- Problem requirements
The listing below should be copied in full, word for word.

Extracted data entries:

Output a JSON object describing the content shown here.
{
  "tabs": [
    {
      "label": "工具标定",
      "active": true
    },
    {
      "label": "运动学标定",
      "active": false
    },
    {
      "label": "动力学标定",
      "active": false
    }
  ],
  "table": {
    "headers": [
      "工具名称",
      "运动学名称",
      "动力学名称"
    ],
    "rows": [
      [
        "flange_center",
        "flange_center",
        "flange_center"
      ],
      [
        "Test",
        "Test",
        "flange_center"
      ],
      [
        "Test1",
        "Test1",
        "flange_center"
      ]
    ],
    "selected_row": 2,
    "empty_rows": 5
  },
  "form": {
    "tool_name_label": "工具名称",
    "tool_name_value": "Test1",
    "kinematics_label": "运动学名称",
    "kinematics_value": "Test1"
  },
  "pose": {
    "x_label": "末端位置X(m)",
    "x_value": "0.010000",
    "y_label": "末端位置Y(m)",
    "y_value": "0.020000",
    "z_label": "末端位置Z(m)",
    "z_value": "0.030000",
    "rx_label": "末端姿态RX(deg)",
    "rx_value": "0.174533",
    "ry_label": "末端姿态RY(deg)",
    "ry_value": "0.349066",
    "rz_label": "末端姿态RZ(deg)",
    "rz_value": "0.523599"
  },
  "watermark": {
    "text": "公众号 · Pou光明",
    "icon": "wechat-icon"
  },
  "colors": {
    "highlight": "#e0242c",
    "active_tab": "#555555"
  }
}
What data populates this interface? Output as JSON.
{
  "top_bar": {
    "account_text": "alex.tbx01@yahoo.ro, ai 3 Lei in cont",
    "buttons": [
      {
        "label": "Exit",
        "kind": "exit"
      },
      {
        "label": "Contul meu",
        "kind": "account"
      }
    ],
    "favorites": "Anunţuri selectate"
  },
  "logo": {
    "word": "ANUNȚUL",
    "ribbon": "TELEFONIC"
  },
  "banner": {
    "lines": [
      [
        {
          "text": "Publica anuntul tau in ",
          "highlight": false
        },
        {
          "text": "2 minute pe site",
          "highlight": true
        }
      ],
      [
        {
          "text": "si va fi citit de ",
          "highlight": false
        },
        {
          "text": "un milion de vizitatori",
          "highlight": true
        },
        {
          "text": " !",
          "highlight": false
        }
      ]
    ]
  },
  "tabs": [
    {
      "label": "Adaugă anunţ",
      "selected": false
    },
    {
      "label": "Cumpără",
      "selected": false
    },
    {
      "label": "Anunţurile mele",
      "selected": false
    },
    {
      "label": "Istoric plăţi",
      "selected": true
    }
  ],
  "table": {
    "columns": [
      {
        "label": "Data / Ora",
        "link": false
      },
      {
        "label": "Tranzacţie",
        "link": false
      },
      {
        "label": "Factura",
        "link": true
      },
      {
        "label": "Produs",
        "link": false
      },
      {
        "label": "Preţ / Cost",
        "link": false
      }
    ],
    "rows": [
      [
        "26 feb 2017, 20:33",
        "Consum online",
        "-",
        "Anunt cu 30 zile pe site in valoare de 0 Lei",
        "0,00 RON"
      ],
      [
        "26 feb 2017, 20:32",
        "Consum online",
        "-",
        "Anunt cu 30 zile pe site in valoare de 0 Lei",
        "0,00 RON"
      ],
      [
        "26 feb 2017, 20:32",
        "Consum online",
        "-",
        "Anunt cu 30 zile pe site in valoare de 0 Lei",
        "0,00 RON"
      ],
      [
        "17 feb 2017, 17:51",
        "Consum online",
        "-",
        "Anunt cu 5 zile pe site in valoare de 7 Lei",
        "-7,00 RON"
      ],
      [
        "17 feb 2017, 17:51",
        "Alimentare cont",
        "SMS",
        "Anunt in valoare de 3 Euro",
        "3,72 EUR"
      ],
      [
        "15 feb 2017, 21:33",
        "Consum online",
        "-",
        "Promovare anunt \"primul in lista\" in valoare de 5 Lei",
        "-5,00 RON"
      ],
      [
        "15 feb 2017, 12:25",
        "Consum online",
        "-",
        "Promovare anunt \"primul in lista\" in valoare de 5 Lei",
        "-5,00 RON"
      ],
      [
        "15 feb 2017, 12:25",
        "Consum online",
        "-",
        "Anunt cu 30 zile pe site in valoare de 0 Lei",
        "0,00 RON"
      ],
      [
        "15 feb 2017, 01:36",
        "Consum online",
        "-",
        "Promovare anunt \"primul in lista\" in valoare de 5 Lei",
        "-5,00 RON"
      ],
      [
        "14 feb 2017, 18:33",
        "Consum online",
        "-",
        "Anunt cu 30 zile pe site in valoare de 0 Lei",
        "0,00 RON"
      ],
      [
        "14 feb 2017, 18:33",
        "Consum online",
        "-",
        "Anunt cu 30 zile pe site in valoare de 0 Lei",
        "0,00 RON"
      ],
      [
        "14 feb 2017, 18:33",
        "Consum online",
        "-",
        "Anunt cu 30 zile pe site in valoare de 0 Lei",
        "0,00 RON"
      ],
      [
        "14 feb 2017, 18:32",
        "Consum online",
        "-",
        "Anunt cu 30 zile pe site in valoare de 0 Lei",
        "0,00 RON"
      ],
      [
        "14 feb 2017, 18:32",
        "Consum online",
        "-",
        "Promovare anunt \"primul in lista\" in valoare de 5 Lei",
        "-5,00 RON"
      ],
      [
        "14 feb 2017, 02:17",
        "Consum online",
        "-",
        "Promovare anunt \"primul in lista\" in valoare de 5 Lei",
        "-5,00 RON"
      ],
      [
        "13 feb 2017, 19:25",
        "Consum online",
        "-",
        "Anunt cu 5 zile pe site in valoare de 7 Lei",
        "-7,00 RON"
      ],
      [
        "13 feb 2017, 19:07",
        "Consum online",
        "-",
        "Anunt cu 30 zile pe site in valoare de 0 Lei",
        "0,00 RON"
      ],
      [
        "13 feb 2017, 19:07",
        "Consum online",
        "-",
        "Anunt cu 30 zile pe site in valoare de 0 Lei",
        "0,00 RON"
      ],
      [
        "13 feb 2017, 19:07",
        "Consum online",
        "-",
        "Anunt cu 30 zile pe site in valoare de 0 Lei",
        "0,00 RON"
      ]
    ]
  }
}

- The result
Output a JSON object describing the content shown here.
{
  "tabs": [
    {
      "label": "工具标定",
      "active": true
    },
    {
      "label": "运动学标定",
      "active": false
    },
    {
      "label": "动力学标定",
      "active": false
    }
  ],
  "table": {
    "headers": [
      "工具名称",
      "运动学名称",
      "动力学名称"
    ],
    "rows": [
      [
        "flange_center",
        "flange_center",
        "flange_center"
      ],
      [
        "Test",
        "Test",
        "flange_center"
      ],
      [
        "Test1",
        "Test1",
        "flange_center"
      ]
    ],
    "selected_row": 2,
    "empty_rows": 5
  },
  "form": {
    "tool_name_label": "工具名称",
    "tool_name_value": "Test1",
    "kinematics_label": "运动学名称",
    "kinematics_value": "Test1"
  },
  "pose": {
    "x_label": "末端位置X(m)",
    "x_value": "0.010000",
    "y_label": "末端位置Y(m)",
    "y_value": "0.020000",
    "z_label": "末端位置Z(m)",
    "z_value": "0.030000",
    "rx_label": "末端姿态RX(deg)",
    "rx_value": "0.174533",
    "ry_label": "末端姿态RY(deg)",
    "ry_value": "0.349066",
    "rz_label": "末端姿态RZ(deg)",
    "rz_value": "0.523599"
  },
  "watermark": {
    "text": "公众号 · Pou光明",
    "icon": "wechat-icon"
  },
  "colors": {
    "highlight": "#e0242c",
    "active_tab": "#555555"
  }
}
What data populates this interface? Output as JSON.
{
  "top_bar": {
    "account_text": "alex.tbx01@yahoo.ro, ai 3 Lei in cont",
    "buttons": [
      {
        "label": "Exit",
        "kind": "exit"
      },
      {
        "label": "Contul meu",
        "kind": "account"
      }
    ],
    "favorites": "Anunţuri selectate"
  },
  "logo": {
    "word": "ANUNȚUL",
    "ribbon": "TELEFONIC"
  },
  "banner": {
    "lines": [
      [
        {
          "text": "Publica anuntul tau in ",
          "highlight": false
        },
        {
          "text": "2 minute pe site",
          "highlight": true
        }
      ],
      [
        {
          "text": "si va fi citit de ",
          "highlight": false
        },
        {
          "text": "un milion de vizitatori",
          "highlight": true
        },
        {
          "text": " !",
          "highlight": false
        }
      ]
    ]
  },
  "tabs": [
    {
      "label": "Adaugă anunţ",
      "selected": false
    },
    {
      "label": "Cumpără",
      "selected": false
    },
    {
      "label": "Anunţurile mele",
      "selected": false
    },
    {
      "label": "Istoric plăţi",
      "selected": true
    }
  ],
  "table": {
    "columns": [
      {
        "label": "Data / Ora",
        "link": false
      },
      {
        "label": "Tranzacţie",
        "link": false
      },
      {
        "label": "Factura",
        "link": true
      },
      {
        "label": "Produs",
        "link": false
      },
      {
        "label": "Preţ / Cost",
        "link": false
      }
    ],
    "rows": [
      [
        "26 feb 2017, 20:33",
        "Consum online",
        "-",
        "Anunt cu 30 zile pe site in valoare de 0 Lei",
        "0,00 RON"
      ],
      [
        "26 feb 2017, 20:32",
        "Consum online",
        "-",
        "Anunt cu 30 zile pe site in valoare de 0 Lei",
        "0,00 RON"
      ],
      [
        "26 feb 2017, 20:32",
        "Consum online",
        "-",
        "Anunt cu 30 zile pe site in valoare de 0 Lei",
        "0,00 RON"
      ],
      [
        "17 feb 2017, 17:51",
        "Consum online",
        "-",
        "Anunt cu 5 zile pe site in valoare de 7 Lei",
        "-7,00 RON"
      ],
      [
        "17 feb 2017, 17:51",
        "Alimentare cont",
        "SMS",
        "Anunt in valoare de 3 Euro",
        "3,72 EUR"
      ],
      [
        "15 feb 2017, 21:33",
        "Consum online",
        "-",
        "Promovare anunt \"primul in lista\" in valoare de 5 Lei",
        "-5,00 RON"
      ],
      [
        "15 feb 2017, 12:25",
        "Consum online",
        "-",
        "Promovare anunt \"primul in lista\" in valoare de 5 Lei",
        "-5,00 RON"
      ],
      [
        "15 feb 2017, 12:25",
        "Consum online",
        "-",
        "Anunt cu 30 zile pe site in valoare de 0 Lei",
        "0,00 RON"
      ],
      [
        "15 feb 2017, 01:36",
        "Consum online",
        "-",
        "Promovare anunt \"primul in lista\" in valoare de 5 Lei",
        "-5,00 RON"
      ],
      [
        "14 feb 2017, 18:33",
        "Consum online",
        "-",
        "Anunt cu 30 zile pe site in valoare de 0 Lei",
        "0,00 RON"
      ],
      [
        "14 feb 2017, 18:33",
        "Consum online",
        "-",
        "Anunt cu 30 zile pe site in valoare de 0 Lei",
        "0,00 RON"
      ],
      [
        "14 feb 2017, 18:33",
        "Consum online",
        "-",
        "Anunt cu 30 zile pe site in valoare de 0 Lei",
        "0,00 RON"
      ],
      [
        "14 feb 2017, 18:32",
        "Consum online",
        "-",
        "Anunt cu 30 zile pe site in valoare de 0 Lei",
        "0,00 RON"
      ],
      [
        "14 feb 2017, 18:32",
        "Consum online",
        "-",
        "Promovare anunt \"primul in lista\" in valoare de 5 Lei",
        "-5,00 RON"
      ],
      [
        "14 feb 2017, 02:17",
        "Consum online",
        "-",
        "Promovare anunt \"primul in lista\" in valoare de 5 Lei",
        "-5,00 RON"
      ],
      [
        "13 feb 2017, 19:25",
        "Consum online",
        "-",
        "Anunt cu 5 zile pe site in valoare de 7 Lei",
        "-7,00 RON"
      ],
      [
        "13 feb 2017, 19:07",
        "Consum online",
        "-",
        "Anunt cu 30 zile pe site in valoare de 0 Lei",
        "0,00 RON"
      ],
      [
        "13 feb 2017, 19:07",
        "Consum online",
        "-",
        "Anunt cu 30 zile pe site in valoare de 0 Lei",
        "0,00 RON"
      ],
      [
        "13 feb 2017, 19:07",
        "Consum online",
        "-",
        "Anunt cu 30 zile pe site in valoare de 0 Lei",
        "0,00 RON"
      ]
    ]
  }
}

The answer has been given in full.